Below are records; work out how many of their lines contain "name" and give only that number.

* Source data
□ □ □ □ □

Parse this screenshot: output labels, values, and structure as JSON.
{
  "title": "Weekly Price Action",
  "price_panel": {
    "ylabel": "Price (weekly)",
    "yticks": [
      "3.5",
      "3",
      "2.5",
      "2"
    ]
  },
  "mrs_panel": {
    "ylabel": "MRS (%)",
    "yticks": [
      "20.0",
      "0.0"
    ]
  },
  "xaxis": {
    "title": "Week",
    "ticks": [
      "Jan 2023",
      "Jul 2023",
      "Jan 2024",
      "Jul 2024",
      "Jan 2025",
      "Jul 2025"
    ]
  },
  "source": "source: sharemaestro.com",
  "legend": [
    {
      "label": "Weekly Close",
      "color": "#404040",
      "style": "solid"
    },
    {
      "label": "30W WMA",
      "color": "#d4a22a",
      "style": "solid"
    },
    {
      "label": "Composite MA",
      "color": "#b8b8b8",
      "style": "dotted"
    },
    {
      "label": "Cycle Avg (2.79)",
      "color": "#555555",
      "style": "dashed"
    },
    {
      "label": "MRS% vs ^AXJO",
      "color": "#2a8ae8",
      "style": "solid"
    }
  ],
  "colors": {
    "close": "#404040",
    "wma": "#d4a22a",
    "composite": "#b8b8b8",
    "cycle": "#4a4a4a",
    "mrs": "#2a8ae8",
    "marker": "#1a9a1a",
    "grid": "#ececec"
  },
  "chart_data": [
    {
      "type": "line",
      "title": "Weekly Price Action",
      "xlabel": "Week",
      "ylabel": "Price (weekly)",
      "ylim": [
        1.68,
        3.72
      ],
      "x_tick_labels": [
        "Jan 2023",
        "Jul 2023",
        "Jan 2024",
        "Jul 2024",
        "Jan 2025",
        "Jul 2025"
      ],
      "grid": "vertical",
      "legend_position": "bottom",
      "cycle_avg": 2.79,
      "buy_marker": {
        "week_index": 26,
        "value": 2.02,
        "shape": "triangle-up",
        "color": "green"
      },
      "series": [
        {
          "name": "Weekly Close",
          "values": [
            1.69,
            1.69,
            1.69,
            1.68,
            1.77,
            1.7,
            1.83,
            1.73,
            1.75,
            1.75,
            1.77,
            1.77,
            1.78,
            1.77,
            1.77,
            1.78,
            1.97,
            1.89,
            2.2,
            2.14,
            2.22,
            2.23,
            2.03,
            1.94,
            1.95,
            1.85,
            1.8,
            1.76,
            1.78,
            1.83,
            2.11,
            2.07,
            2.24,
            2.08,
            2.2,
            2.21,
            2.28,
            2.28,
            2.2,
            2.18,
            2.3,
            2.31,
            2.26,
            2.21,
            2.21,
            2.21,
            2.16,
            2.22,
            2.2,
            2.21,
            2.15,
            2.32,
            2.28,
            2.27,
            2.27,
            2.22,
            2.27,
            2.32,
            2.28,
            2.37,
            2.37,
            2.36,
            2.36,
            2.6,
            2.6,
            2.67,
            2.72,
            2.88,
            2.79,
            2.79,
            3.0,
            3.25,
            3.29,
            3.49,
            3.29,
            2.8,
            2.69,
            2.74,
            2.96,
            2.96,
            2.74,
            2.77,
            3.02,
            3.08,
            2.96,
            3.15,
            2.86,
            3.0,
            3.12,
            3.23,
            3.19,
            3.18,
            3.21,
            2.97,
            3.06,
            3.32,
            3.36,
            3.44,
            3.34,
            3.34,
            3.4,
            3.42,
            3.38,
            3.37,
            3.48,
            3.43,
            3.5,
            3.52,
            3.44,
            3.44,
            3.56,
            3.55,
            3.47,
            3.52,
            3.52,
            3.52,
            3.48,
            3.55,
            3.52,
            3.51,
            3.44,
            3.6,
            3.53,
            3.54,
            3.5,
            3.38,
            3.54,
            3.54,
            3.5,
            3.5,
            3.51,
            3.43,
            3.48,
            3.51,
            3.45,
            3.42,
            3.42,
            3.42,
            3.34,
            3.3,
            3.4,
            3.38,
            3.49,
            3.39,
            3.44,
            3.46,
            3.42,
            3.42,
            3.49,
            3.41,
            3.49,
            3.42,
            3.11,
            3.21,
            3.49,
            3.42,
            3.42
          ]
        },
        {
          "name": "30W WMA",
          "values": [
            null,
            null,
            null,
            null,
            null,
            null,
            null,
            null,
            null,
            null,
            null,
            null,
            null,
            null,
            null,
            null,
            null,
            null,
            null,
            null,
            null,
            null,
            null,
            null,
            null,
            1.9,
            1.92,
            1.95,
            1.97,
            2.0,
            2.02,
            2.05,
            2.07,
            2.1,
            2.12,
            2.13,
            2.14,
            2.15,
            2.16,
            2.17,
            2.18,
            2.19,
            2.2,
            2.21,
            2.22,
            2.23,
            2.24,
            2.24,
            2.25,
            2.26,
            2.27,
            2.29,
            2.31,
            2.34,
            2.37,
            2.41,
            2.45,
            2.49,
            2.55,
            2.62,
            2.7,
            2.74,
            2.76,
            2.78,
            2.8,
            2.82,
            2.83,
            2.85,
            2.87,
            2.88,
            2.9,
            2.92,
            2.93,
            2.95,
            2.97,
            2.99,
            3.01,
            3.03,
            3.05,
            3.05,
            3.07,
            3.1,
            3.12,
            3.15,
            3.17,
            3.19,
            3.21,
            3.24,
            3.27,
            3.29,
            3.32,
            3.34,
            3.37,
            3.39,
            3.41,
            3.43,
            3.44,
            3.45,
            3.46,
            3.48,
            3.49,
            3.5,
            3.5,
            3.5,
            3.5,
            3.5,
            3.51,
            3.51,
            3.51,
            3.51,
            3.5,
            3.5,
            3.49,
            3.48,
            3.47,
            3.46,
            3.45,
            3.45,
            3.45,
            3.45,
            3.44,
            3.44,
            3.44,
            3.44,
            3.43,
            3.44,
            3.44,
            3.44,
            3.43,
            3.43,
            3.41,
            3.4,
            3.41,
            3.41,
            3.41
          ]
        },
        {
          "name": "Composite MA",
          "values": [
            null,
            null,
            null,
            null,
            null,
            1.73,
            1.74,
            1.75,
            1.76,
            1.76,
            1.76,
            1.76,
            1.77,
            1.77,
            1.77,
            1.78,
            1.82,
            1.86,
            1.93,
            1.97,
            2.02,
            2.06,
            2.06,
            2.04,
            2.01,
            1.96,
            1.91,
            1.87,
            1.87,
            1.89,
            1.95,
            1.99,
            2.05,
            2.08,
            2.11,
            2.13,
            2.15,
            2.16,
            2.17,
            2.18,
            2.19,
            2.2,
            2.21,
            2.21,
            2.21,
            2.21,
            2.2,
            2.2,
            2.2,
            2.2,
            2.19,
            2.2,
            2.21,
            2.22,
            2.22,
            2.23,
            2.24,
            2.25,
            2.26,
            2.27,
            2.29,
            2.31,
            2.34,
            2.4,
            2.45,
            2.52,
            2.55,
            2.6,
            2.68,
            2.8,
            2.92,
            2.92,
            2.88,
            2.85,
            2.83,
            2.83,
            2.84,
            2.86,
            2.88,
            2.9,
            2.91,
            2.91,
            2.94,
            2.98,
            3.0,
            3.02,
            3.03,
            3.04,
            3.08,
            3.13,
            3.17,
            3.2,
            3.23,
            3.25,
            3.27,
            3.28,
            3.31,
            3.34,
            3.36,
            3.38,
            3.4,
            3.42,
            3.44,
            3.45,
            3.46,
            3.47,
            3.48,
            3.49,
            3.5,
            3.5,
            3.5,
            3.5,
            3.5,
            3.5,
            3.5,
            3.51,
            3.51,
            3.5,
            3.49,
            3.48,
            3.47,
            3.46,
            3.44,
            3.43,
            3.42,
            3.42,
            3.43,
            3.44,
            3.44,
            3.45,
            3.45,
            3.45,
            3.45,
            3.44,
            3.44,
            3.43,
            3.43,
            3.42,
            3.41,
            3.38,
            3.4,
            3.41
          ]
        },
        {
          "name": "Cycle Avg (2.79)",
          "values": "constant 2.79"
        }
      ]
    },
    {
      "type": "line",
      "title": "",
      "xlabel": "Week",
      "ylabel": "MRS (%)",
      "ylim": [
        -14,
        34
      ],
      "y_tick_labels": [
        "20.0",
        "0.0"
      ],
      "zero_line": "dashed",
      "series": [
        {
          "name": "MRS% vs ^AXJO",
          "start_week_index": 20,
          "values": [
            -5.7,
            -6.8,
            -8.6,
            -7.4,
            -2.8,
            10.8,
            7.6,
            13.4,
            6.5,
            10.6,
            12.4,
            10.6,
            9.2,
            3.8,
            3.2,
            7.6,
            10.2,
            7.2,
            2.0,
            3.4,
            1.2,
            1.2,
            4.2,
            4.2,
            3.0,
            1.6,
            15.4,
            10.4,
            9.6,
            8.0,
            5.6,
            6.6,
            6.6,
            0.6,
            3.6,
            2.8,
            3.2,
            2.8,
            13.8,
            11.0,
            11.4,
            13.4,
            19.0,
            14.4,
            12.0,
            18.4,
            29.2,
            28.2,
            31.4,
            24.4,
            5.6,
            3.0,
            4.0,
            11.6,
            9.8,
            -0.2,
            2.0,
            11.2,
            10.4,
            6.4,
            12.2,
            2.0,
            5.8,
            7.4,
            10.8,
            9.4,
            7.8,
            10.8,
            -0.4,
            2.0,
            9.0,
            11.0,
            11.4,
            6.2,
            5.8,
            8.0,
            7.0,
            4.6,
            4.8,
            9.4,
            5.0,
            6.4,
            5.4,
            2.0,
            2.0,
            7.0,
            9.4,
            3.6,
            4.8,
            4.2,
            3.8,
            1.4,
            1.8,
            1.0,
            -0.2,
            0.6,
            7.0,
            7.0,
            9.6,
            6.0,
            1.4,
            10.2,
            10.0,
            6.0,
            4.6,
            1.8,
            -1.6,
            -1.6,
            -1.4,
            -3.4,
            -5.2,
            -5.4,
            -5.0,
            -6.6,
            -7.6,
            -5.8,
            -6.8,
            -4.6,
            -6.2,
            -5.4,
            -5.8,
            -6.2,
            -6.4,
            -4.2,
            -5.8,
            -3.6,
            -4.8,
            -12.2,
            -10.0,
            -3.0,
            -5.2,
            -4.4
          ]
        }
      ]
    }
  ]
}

□ □ □ □ □

* Result of this task
5